> **Task**
Copy all records verbatim.

> **Supplied material**
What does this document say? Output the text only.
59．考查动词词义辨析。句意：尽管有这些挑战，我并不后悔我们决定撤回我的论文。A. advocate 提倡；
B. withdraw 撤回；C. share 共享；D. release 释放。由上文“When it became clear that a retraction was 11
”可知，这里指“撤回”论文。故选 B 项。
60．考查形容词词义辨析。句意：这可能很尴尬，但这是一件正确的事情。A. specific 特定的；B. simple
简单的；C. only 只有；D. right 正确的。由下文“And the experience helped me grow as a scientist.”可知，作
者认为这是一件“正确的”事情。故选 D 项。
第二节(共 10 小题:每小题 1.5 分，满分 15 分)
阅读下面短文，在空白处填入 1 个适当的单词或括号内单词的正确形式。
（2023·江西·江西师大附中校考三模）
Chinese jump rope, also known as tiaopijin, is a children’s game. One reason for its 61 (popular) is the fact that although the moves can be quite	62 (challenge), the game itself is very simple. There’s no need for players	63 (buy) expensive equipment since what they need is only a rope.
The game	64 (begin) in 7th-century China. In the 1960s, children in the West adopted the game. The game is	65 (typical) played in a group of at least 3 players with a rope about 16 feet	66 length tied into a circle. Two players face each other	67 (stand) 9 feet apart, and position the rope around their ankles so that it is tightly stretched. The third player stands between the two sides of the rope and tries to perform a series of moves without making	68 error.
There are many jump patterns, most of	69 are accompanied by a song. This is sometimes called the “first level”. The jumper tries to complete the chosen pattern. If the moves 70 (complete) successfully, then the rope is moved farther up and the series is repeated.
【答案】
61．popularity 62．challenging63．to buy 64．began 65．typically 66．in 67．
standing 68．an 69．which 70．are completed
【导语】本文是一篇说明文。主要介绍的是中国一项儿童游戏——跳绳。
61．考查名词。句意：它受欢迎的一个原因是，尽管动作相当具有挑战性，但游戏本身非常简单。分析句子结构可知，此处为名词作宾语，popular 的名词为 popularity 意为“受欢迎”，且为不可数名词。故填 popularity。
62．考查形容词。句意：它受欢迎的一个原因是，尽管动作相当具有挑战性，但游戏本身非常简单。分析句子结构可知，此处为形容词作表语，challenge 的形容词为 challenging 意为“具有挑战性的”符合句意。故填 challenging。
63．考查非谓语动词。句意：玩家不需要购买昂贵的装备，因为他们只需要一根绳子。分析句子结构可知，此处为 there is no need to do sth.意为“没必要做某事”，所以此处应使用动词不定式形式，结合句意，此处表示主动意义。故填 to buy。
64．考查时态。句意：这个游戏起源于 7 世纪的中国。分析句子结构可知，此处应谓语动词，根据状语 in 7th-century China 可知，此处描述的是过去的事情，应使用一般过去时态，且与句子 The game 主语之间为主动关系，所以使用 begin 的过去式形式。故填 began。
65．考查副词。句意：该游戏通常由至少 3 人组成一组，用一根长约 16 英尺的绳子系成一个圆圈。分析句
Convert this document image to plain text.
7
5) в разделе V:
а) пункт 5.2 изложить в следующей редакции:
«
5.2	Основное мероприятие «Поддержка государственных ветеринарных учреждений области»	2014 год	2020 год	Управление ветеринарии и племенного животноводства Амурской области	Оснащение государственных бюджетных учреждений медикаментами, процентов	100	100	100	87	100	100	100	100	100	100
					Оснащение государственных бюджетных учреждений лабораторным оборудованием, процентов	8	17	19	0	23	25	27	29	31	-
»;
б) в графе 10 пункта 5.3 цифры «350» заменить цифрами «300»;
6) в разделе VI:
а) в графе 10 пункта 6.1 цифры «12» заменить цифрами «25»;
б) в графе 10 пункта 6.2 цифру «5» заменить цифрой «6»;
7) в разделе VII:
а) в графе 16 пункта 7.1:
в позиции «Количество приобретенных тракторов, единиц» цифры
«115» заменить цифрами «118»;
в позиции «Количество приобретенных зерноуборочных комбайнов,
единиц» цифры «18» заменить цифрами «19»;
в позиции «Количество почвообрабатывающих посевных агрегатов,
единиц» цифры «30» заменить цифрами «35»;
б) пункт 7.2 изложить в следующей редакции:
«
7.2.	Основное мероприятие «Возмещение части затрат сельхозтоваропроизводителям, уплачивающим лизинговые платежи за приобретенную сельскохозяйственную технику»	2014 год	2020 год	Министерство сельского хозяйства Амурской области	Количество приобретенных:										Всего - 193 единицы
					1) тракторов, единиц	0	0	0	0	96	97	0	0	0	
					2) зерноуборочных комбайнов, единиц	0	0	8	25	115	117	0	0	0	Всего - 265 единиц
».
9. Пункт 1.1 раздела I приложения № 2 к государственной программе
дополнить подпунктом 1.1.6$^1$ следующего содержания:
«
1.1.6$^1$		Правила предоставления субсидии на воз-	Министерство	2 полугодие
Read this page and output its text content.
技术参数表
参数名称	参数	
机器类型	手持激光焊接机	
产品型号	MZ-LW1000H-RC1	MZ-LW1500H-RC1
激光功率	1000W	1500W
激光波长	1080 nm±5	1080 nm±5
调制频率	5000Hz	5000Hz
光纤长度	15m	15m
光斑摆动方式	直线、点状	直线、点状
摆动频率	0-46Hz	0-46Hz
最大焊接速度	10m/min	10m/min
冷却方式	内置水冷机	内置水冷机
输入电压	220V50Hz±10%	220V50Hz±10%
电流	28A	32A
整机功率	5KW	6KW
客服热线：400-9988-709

> **The output**
What does this document say? Output the text only.
59．考查动词词义辨析。句意：尽管有这些挑战，我并不后悔我们决定撤回我的论文。A. advocate 提倡；
B. withdraw 撤回；C. share 共享；D. release 释放。由上文“When it became clear that a retraction was 11
”可知，这里指“撤回”论文。故选 B 项。
60．考查形容词词义辨析。句意：这可能很尴尬，但这是一件正确的事情。A. specific 特定的；B. simple
简单的；C. only 只有；D. right 正确的。由下文“And the experience helped me grow as a scientist.”可知，作
者认为这是一件“正确的”事情。故选 D 项。
第二节(共 10 小题:每小题 1.5 分，满分 15 分)
阅读下面短文，在空白处填入 1 个适当的单词或括号内单词的正确形式。
（2023·江西·江西师大附中校考三模）
Chinese jump rope, also known as tiaopijin, is a children’s game. One reason for its 61 (popular) is the fact that although the moves can be quite	62 (challenge), the game itself is very simple. There’s no need for players	63 (buy) expensive equipment since what they need is only a rope.
The game	64 (begin) in 7th-century China. In the 1960s, children in the West adopted the game. The game is	65 (typical) played in a group of at least 3 players with a rope about 16 feet	66 length tied into a circle. Two players face each other	67 (stand) 9 feet apart, and position the rope around their ankles so that it is tightly stretched. The third player stands between the two sides of the rope and tries to perform a series of moves without making	68 error.
There are many jump patterns, most of	69 are accompanied by a song. This is sometimes called the “first level”. The jumper tries to complete the chosen pattern. If the moves 70 (complete) successfully, then the rope is moved farther up and the series is repeated.
【答案】
61．popularity 62．challenging63．to buy 64．began 65．typically 66．in 67．
standing 68．an 69．which 70．are completed
【导语】本文是一篇说明文。主要介绍的是中国一项儿童游戏——跳绳。
61．考查名词。句意：它受欢迎的一个原因是，尽管动作相当具有挑战性，但游戏本身非常简单。分析句子结构可知，此处为名词作宾语，popular 的名词为 popularity 意为“受欢迎”，且为不可数名词。故填 popularity。
62．考查形容词。句意：它受欢迎的一个原因是，尽管动作相当具有挑战性，但游戏本身非常简单。分析句子结构可知，此处为形容词作表语，challenge 的形容词为 challenging 意为“具有挑战性的”符合句意。故填 challenging。
63．考查非谓语动词。句意：玩家不需要购买昂贵的装备，因为他们只需要一根绳子。分析句子结构可知，此处为 there is no need to do sth.意为“没必要做某事”，所以此处应使用动词不定式形式，结合句意，此处表示主动意义。故填 to buy。
64．考查时态。句意：这个游戏起源于 7 世纪的中国。分析句子结构可知，此处应谓语动词，根据状语 in 7th-century China 可知，此处描述的是过去的事情，应使用一般过去时态，且与句子 The game 主语之间为主动关系，所以使用 begin 的过去式形式。故填 began。
65．考查副词。句意：该游戏通常由至少 3 人组成一组，用一根长约 16 英尺的绳子系成一个圆圈。分析句
Convert this document image to plain text.
7
5) в разделе V:
а) пункт 5.2 изложить в следующей редакции:
«
5.2	Основное мероприятие «Поддержка государственных ветеринарных учреждений области»	2014 год	2020 год	Управление ветеринарии и племенного животноводства Амурской области	Оснащение государственных бюджетных учреждений медикаментами, процентов	100	100	100	87	100	100	100	100	100	100
					Оснащение государственных бюджетных учреждений лабораторным оборудованием, процентов	8	17	19	0	23	25	27	29	31	-
»;
б) в графе 10 пункта 5.3 цифры «350» заменить цифрами «300»;
6) в разделе VI:
а) в графе 10 пункта 6.1 цифры «12» заменить цифрами «25»;
б) в графе 10 пункта 6.2 цифру «5» заменить цифрой «6»;
7) в разделе VII:
а) в графе 16 пункта 7.1:
в позиции «Количество приобретенных тракторов, единиц» цифры
«115» заменить цифрами «118»;
в позиции «Количество приобретенных зерноуборочных комбайнов,
единиц» цифры «18» заменить цифрами «19»;
в позиции «Количество почвообрабатывающих посевных агрегатов,
единиц» цифры «30» заменить цифрами «35»;
б) пункт 7.2 изложить в следующей редакции:
«
7.2.	Основное мероприятие «Возмещение части затрат сельхозтоваропроизводителям, уплачивающим лизинговые платежи за приобретенную сельскохозяйственную технику»	2014 год	2020 год	Министерство сельского хозяйства Амурской области	Количество приобретенных:										Всего - 193 единицы
					1) тракторов, единиц	0	0	0	0	96	97	0	0	0	
					2) зерноуборочных комбайнов, единиц	0	0	8	25	115	117	0	0	0	Всего - 265 единиц
».
9. Пункт 1.1 раздела I приложения № 2 к государственной программе
дополнить подпунктом 1.1.6$^1$ следующего содержания:
«
1.1.6$^1$		Правила предоставления субсидии на воз-	Министерство	2 полугодие
Read this page and output its text content.
技术参数表
参数名称	参数	
机器类型	手持激光焊接机	
产品型号	MZ-LW1000H-RC1	MZ-LW1500H-RC1
激光功率	1000W	1500W
激光波长	1080 nm±5	1080 nm±5
调制频率	5000Hz	5000Hz
光纤长度	15m	15m
光斑摆动方式	直线、点状	直线、点状
摆动频率	0-46Hz	0-46Hz
最大焊接速度	10m/min	10m/min
冷却方式	内置水冷机	内置水冷机
输入电压	220V50Hz±10%	220V50Hz±10%
电流	28A	32A
整机功率	5KW	6KW
客服热线：400-9988-709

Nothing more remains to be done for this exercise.